# start of Source records

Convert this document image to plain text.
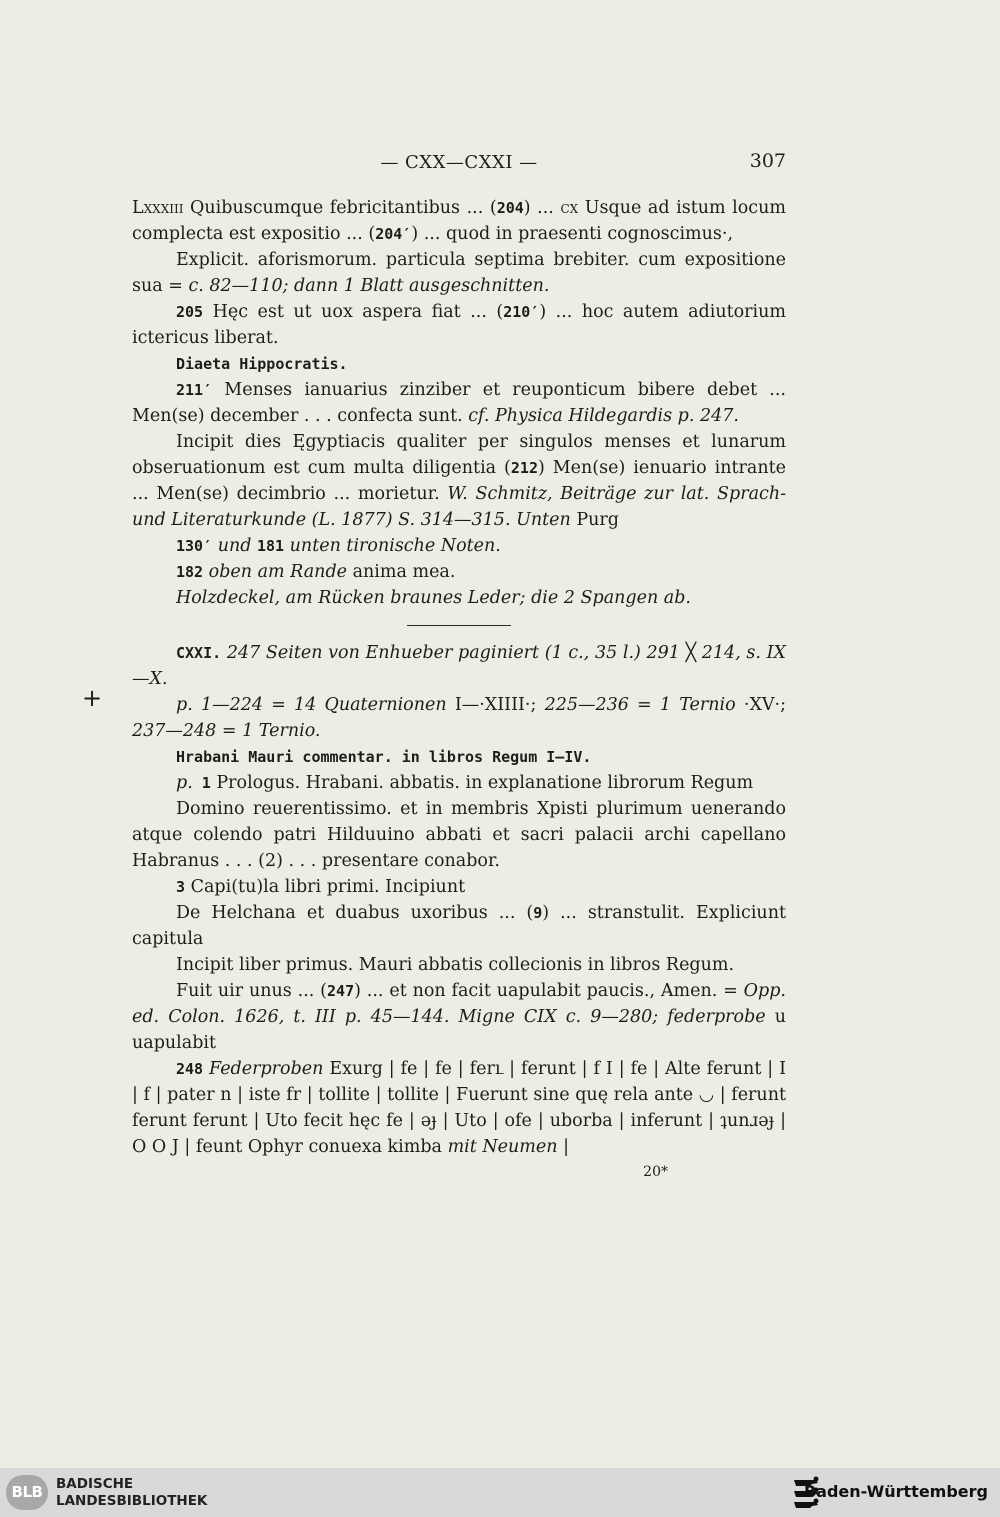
— CXX—CXXI —	307
+

Lxxxiii Quibuscumque febricitantibus ... (204) ... cx Usque ad istum locum complecta est expositio ... (204′) ... quod in praesenti cognoscimus·,

Explicit. aforismorum. particula septima brebiter. cum expositione sua = c. 82—110; dann 1 Blatt ausgeschnitten.

205 Hęc est ut uox aspera fiat ... (210′) ... hoc autem adiutorium ictericus liberat.

Diaeta Hippocratis.

211′ Menses ianuarius zinziber et reuponticum bibere debet ... Men(se) december . . . confecta sunt. cf. Physica Hildegardis p. 247.

Incipit dies Ęgyptiacis qualiter per singulos menses et lunarum obseruationum est cum multa diligentia (212) Men(se) ienuario intrante ... Men(se) decimbrio ... morietur. W. Schmitz, Beiträge zur lat. Sprach- und Literaturkunde (L. 1877) S. 314—315. Unten Purg

130′ und 181 unten tironische Noten.

182 oben am Rande anima mea.

Holzdeckel, am Rücken braunes Leder; die 2 Spangen ab.

CXXI. 247 Seiten von Enhueber paginiert (1 c., 35 l.) 291 ╳ 214, s. IX—X.

p. 1—224 = 14 Quaternionen I—·XIIII·; 225—236 = 1 Ternio ·XV·; 237—248 = 1 Ternio.

Hrabani Mauri commentar. in libros Regum I—IV.

p. 1 Prologus. Hrabani. abbatis. in explanatione librorum Regum

Domino reuerentissimo. et in membris Χpisti plurimum uenerando atque colendo patri Hilduuino abbati et sacri palacii archi capellano Habranus . . . (2) . . . presentare conabor.

3 Capi(tu)la libri primi. Incipiunt

De Helchana et duabus uxoribus ... (9) ... stranstulit. Expliciunt capitula

Incipit liber primus. Mauri abbatis collecionis in libros Regum.

Fuit uir unus ... (247) ... et non facit uapulabit paucis., Amen. = Opp. ed. Colon. 1626, t. III p. 45—144. Migne CIX c. 9—280; federprobe u uapulabit

248 Federproben Exurg | fe | fe | ferւ | ferunt | f I | fe | Alte ferunt | I | f | pater n | iste fr | tollite | tollite | Fuerunt sine quę rela ante ◡ | ferunt ferunt ferunt | Uto fecit hęc fe | ǝɟ | Uto | ofe | uborba | inferunt | ʇunɹǝɟ | O O J | feunt Ophyr conuexa kimba mit Neumen |

20*
BLB	BADISCHE
LANDESBIBLIOTHEK	Baden-Württemberg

# end of Source records

▶ _Instructions to follow_
Repeat the data exactly in full, omitting its pictures.

▶ _Solution for this task_
Convert this document image to plain text.
— CXX—CXXI —	307
+

Lxxxiii Quibuscumque febricitantibus ... (204) ... cx Usque ad istum locum complecta est expositio ... (204′) ... quod in praesenti cognoscimus·,

Explicit. aforismorum. particula septima brebiter. cum expositione sua = c. 82—110; dann 1 Blatt ausgeschnitten.

205 Hęc est ut uox aspera fiat ... (210′) ... hoc autem adiutorium ictericus liberat.

Diaeta Hippocratis.

211′ Menses ianuarius zinziber et reuponticum bibere debet ... Men(se) december . . . confecta sunt. cf. Physica Hildegardis p. 247.

Incipit dies Ęgyptiacis qualiter per singulos menses et lunarum obseruationum est cum multa diligentia (212) Men(se) ienuario intrante ... Men(se) decimbrio ... morietur. W. Schmitz, Beiträge zur lat. Sprach- und Literaturkunde (L. 1877) S. 314—315. Unten Purg

130′ und 181 unten tironische Noten.

182 oben am Rande anima mea.

Holzdeckel, am Rücken braunes Leder; die 2 Spangen ab.

CXXI. 247 Seiten von Enhueber paginiert (1 c., 35 l.) 291 ╳ 214, s. IX—X.

p. 1—224 = 14 Quaternionen I—·XIIII·; 225—236 = 1 Ternio ·XV·; 237—248 = 1 Ternio.

Hrabani Mauri commentar. in libros Regum I—IV.

p. 1 Prologus. Hrabani. abbatis. in explanatione librorum Regum

Domino reuerentissimo. et in membris Χpisti plurimum uenerando atque colendo patri Hilduuino abbati et sacri palacii archi capellano Habranus . . . (2) . . . presentare conabor.

3 Capi(tu)la libri primi. Incipiunt

De Helchana et duabus uxoribus ... (9) ... stranstulit. Expliciunt capitula

Incipit liber primus. Mauri abbatis collecionis in libros Regum.

Fuit uir unus ... (247) ... et non facit uapulabit paucis., Amen. = Opp. ed. Colon. 1626, t. III p. 45—144. Migne CIX c. 9—280; federprobe u uapulabit

248 Federproben Exurg | fe | fe | ferւ | ferunt | f I | fe | Alte ferunt | I | f | pater n | iste fr | tollite | tollite | Fuerunt sine quę rela ante ◡ | ferunt ferunt ferunt | Uto fecit hęc fe | ǝɟ | Uto | ofe | uborba | inferunt | ʇunɹǝɟ | O O J | feunt Ophyr conuexa kimba mit Neumen |

20*
BLB	BADISCHE
LANDESBIBLIOTHEK	Baden-Württemberg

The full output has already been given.